Please count the lines below that contain the word "name", and reply with that number alone.

-- BEGIN --

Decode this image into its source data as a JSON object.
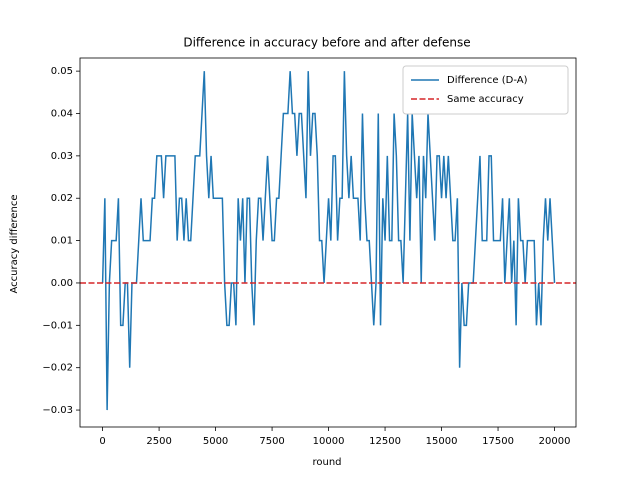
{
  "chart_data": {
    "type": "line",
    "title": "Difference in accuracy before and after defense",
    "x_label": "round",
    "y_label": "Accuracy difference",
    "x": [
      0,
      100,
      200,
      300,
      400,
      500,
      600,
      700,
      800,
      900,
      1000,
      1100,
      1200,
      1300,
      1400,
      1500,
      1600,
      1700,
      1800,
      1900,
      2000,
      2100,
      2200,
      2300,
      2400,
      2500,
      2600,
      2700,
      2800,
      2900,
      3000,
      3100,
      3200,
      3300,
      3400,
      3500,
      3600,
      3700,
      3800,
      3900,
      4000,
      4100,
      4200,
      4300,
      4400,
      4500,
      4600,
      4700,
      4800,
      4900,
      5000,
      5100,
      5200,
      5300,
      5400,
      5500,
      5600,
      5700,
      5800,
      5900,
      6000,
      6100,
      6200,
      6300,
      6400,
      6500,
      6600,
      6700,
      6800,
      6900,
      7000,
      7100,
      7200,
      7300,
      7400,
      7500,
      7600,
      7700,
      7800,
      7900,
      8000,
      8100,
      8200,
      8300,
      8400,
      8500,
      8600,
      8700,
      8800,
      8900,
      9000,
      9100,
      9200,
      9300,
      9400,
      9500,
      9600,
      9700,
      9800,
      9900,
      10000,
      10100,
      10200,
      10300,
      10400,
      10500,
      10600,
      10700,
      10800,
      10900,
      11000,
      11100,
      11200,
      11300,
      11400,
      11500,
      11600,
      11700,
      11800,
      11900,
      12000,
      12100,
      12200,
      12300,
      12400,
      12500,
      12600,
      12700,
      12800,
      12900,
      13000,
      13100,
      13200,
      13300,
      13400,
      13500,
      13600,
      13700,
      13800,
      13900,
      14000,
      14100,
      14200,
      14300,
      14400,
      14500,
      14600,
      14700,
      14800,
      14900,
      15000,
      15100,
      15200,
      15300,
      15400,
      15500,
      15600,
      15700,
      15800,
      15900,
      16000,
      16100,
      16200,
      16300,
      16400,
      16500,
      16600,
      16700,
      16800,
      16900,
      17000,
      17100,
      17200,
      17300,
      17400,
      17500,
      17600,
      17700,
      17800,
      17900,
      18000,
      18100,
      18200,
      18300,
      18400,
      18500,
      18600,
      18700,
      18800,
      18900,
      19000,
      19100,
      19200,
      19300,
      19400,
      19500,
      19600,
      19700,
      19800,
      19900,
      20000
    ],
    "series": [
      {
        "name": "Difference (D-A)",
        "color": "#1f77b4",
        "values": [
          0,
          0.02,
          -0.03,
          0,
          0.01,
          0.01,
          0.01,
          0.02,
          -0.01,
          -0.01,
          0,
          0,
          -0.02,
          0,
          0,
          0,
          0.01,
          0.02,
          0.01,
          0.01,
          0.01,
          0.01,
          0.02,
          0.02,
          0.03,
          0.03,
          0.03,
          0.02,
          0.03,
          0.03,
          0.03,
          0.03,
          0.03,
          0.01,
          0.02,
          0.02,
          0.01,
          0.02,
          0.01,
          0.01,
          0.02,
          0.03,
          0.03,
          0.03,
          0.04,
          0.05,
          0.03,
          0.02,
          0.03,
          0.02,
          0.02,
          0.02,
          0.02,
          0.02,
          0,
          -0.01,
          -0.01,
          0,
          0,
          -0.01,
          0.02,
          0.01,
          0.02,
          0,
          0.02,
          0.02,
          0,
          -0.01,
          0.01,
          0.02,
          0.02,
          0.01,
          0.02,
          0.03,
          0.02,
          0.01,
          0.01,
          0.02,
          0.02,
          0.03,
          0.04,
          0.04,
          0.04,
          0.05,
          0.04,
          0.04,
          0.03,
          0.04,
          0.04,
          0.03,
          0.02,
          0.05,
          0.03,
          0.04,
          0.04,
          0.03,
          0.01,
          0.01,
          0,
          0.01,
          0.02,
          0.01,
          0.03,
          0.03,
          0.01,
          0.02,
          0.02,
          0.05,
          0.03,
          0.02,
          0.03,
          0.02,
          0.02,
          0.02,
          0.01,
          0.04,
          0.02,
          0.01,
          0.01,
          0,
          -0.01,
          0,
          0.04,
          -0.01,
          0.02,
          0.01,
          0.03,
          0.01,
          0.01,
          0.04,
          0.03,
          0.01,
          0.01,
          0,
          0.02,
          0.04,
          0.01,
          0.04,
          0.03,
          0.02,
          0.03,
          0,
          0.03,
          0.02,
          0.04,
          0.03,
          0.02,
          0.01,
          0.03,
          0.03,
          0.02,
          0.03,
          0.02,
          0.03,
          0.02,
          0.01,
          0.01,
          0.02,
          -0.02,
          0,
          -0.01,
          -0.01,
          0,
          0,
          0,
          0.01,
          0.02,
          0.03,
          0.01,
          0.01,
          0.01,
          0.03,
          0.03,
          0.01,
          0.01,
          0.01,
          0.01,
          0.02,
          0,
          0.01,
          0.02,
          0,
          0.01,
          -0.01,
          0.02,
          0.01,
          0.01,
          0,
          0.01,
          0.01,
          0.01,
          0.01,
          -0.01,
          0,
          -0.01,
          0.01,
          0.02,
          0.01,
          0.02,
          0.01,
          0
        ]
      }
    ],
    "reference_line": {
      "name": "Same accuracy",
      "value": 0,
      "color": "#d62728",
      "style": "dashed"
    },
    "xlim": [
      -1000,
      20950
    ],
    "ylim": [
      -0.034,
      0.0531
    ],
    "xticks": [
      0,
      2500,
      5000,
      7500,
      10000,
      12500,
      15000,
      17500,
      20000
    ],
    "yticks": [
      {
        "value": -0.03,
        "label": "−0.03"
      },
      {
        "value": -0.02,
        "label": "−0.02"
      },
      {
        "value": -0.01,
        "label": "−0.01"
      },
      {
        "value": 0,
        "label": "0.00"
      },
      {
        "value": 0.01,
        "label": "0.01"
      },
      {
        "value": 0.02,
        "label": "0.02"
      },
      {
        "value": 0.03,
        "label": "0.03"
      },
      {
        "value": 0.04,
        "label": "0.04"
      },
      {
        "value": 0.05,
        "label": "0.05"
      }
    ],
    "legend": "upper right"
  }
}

-- END --

▶ _OUTPUT OF THE TASK_: 2